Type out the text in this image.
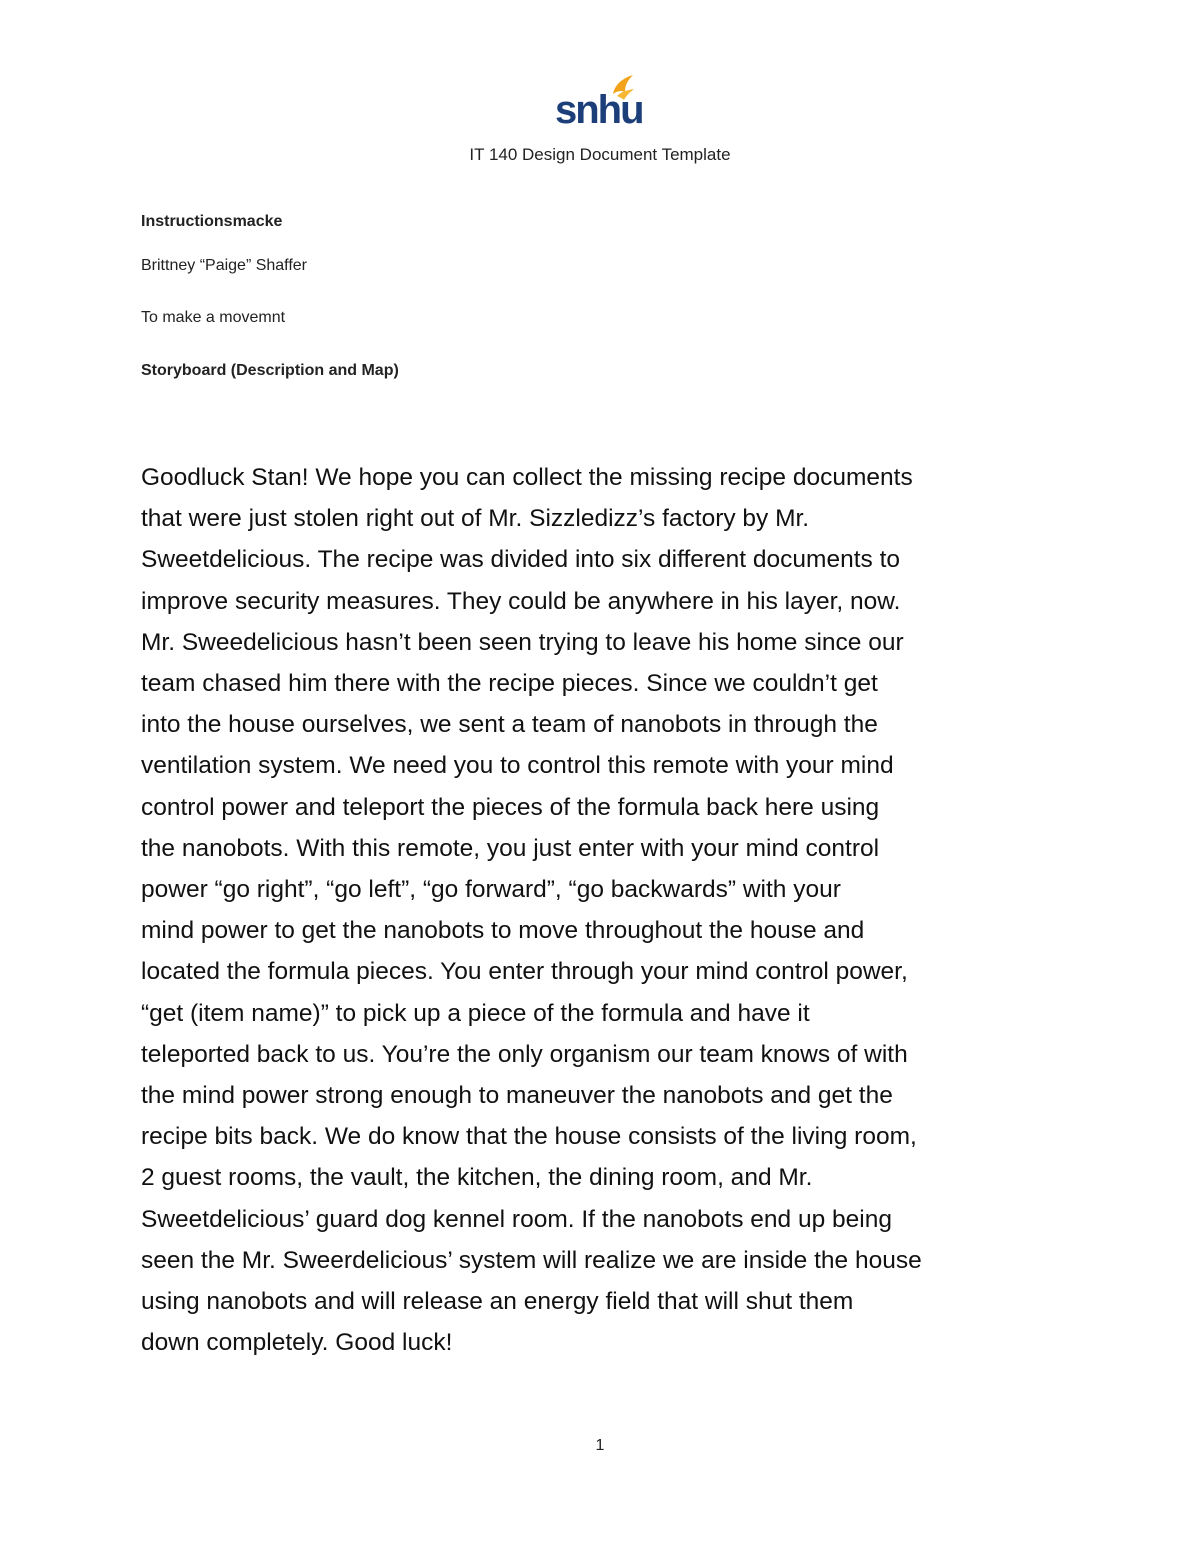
snhu
IT 140 Design Document Template
Instructionsmacke
Brittney “Paige” Shaffer
To make a movemnt
Storyboard (Description and Map)
Goodluck Stan! We hope you can collect the missing recipe documents
that were just stolen right out of Mr. Sizzledizz’s factory by Mr.
Sweetdelicious. The recipe was divided into six different documents to
improve security measures. They could be anywhere in his layer, now.
Mr. Sweedelicious hasn’t been seen trying to leave his home since our
team chased him there with the recipe pieces. Since we couldn’t get
into the house ourselves, we sent a team of nanobots in through the
ventilation system. We need you to control this remote with your mind
control power and teleport the pieces of the formula back here using
the nanobots. With this remote, you just enter with your mind control
power “go right”, “go left”, “go forward”, “go backwards” with your
mind power to get the nanobots to move throughout the house and
located the formula pieces. You enter through your mind control power,
“get (item name)” to pick up a piece of the formula and have it
teleported back to us. You’re the only organism our team knows of with
the mind power strong enough to maneuver the nanobots and get the
recipe bits back. We do know that the house consists of the living room,
2 guest rooms, the vault, the kitchen, the dining room, and Mr.
Sweetdelicious’ guard dog kennel room. If the nanobots end up being
seen the Mr. Sweerdelicious’ system will realize we are inside the house
using nanobots and will release an energy field that will shut them
down completely. Good luck!
1
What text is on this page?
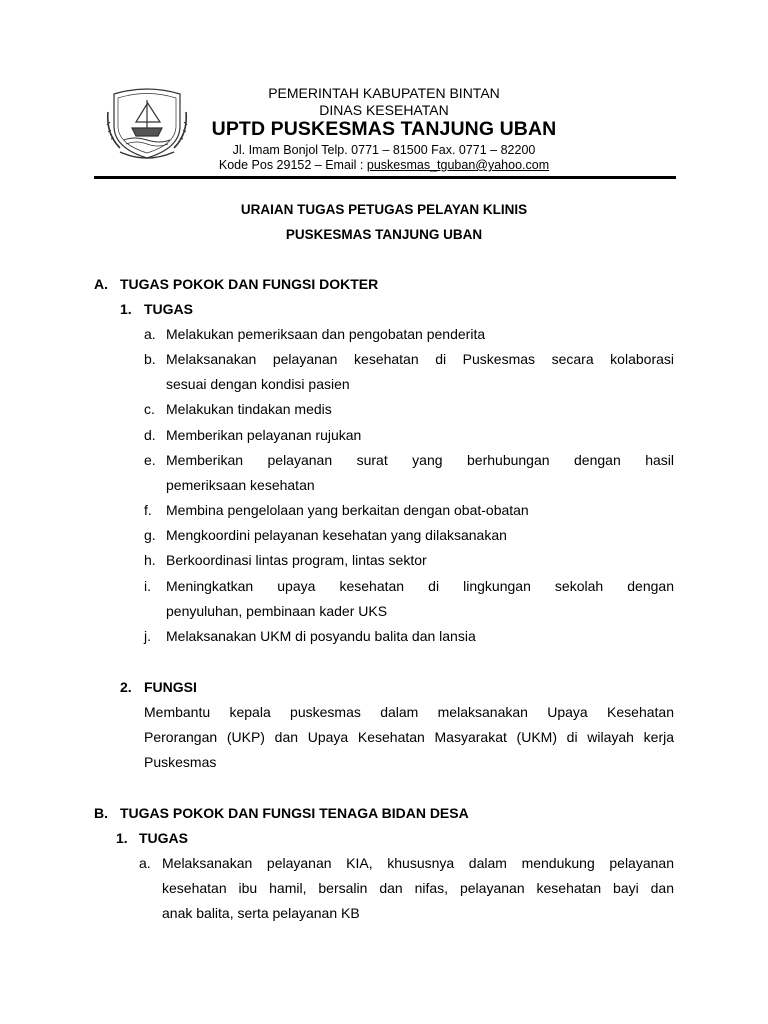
PEMERINTAH KABUPATEN BINTAN
DINAS KESEHATAN
UPTD PUSKESMAS TANJUNG UBAN
Jl. Imam Bonjol Telp. 0771 – 81500 Fax. 0771 – 82200
Kode Pos 29152 – Email : puskesmas_tguban@yahoo.com
URAIAN TUGAS PETUGAS PELAYAN KLINIS
PUSKESMAS TANJUNG UBAN
A. TUGAS POKOK DAN FUNGSI DOKTER
1. TUGAS
a. Melakukan pemeriksaan dan pengobatan penderita
b. Melaksanakan pelayanan kesehatan di Puskesmas secara kolaborasi
sesuai dengan kondisi pasien
c. Melakukan tindakan medis
d. Memberikan pelayanan rujukan
e. Memberikan pelayanan surat yang berhubungan dengan hasil
pemeriksaan kesehatan
f. Membina pengelolaan yang berkaitan dengan obat-obatan
g. Mengkoordini pelayanan kesehatan yang dilaksanakan
h. Berkoordinasi lintas program, lintas sektor
i. Meningkatkan upaya kesehatan di lingkungan sekolah dengan
penyuluhan, pembinaan kader UKS
j. Melaksanakan UKM di posyandu balita dan lansia
2. FUNGSI
Membantu kepala puskesmas dalam melaksanakan Upaya Kesehatan
Perorangan (UKP) dan Upaya Kesehatan Masyarakat (UKM) di wilayah kerja
Puskesmas
B. TUGAS POKOK DAN FUNGSI TENAGA BIDAN DESA
1. TUGAS
a. Melaksanakan pelayanan KIA, khususnya dalam mendukung pelayanan
kesehatan ibu hamil, bersalin dan nifas, pelayanan kesehatan bayi dan
anak balita, serta pelayanan KB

» Problem requirements
Set every line down exactly as written, leaving each picture out.

» Result for this exercise
Type out the text in this image.
snhu
IT 140 Design Document Template
Instructionsmacke
Brittney “Paige” Shaffer
To make a movemnt
Storyboard (Description and Map)
Goodluck Stan! We hope you can collect the missing recipe documents
that were just stolen right out of Mr. Sizzledizz’s factory by Mr.
Sweetdelicious. The recipe was divided into six different documents to
improve security measures. They could be anywhere in his layer, now.
Mr. Sweedelicious hasn’t been seen trying to leave his home since our
team chased him there with the recipe pieces. Since we couldn’t get
into the house ourselves, we sent a team of nanobots in through the
ventilation system. We need you to control this remote with your mind
control power and teleport the pieces of the formula back here using
the nanobots. With this remote, you just enter with your mind control
power “go right”, “go left”, “go forward”, “go backwards” with your
mind power to get the nanobots to move throughout the house and
located the formula pieces. You enter through your mind control power,
“get (item name)” to pick up a piece of the formula and have it
teleported back to us. You’re the only organism our team knows of with
the mind power strong enough to maneuver the nanobots and get the
recipe bits back. We do know that the house consists of the living room,
2 guest rooms, the vault, the kitchen, the dining room, and Mr.
Sweetdelicious’ guard dog kennel room. If the nanobots end up being
seen the Mr. Sweerdelicious’ system will realize we are inside the house
using nanobots and will release an energy field that will shut them
down completely. Good luck!
1
What text is on this page?
PEMERINTAH KABUPATEN BINTAN
DINAS KESEHATAN
UPTD PUSKESMAS TANJUNG UBAN
Jl. Imam Bonjol Telp. 0771 – 81500 Fax. 0771 – 82200
Kode Pos 29152 – Email : puskesmas_tguban@yahoo.com
URAIAN TUGAS PETUGAS PELAYAN KLINIS
PUSKESMAS TANJUNG UBAN
A. TUGAS POKOK DAN FUNGSI DOKTER
1. TUGAS
a. Melakukan pemeriksaan dan pengobatan penderita
b. Melaksanakan pelayanan kesehatan di Puskesmas secara kolaborasi
sesuai dengan kondisi pasien
c. Melakukan tindakan medis
d. Memberikan pelayanan rujukan
e. Memberikan pelayanan surat yang berhubungan dengan hasil
pemeriksaan kesehatan
f. Membina pengelolaan yang berkaitan dengan obat-obatan
g. Mengkoordini pelayanan kesehatan yang dilaksanakan
h. Berkoordinasi lintas program, lintas sektor
i. Meningkatkan upaya kesehatan di lingkungan sekolah dengan
penyuluhan, pembinaan kader UKS
j. Melaksanakan UKM di posyandu balita dan lansia
2. FUNGSI
Membantu kepala puskesmas dalam melaksanakan Upaya Kesehatan
Perorangan (UKP) dan Upaya Kesehatan Masyarakat (UKM) di wilayah kerja
Puskesmas
B. TUGAS POKOK DAN FUNGSI TENAGA BIDAN DESA
1. TUGAS
a. Melaksanakan pelayanan KIA, khususnya dalam mendukung pelayanan
kesehatan ibu hamil, bersalin dan nifas, pelayanan kesehatan bayi dan
anak balita, serta pelayanan KB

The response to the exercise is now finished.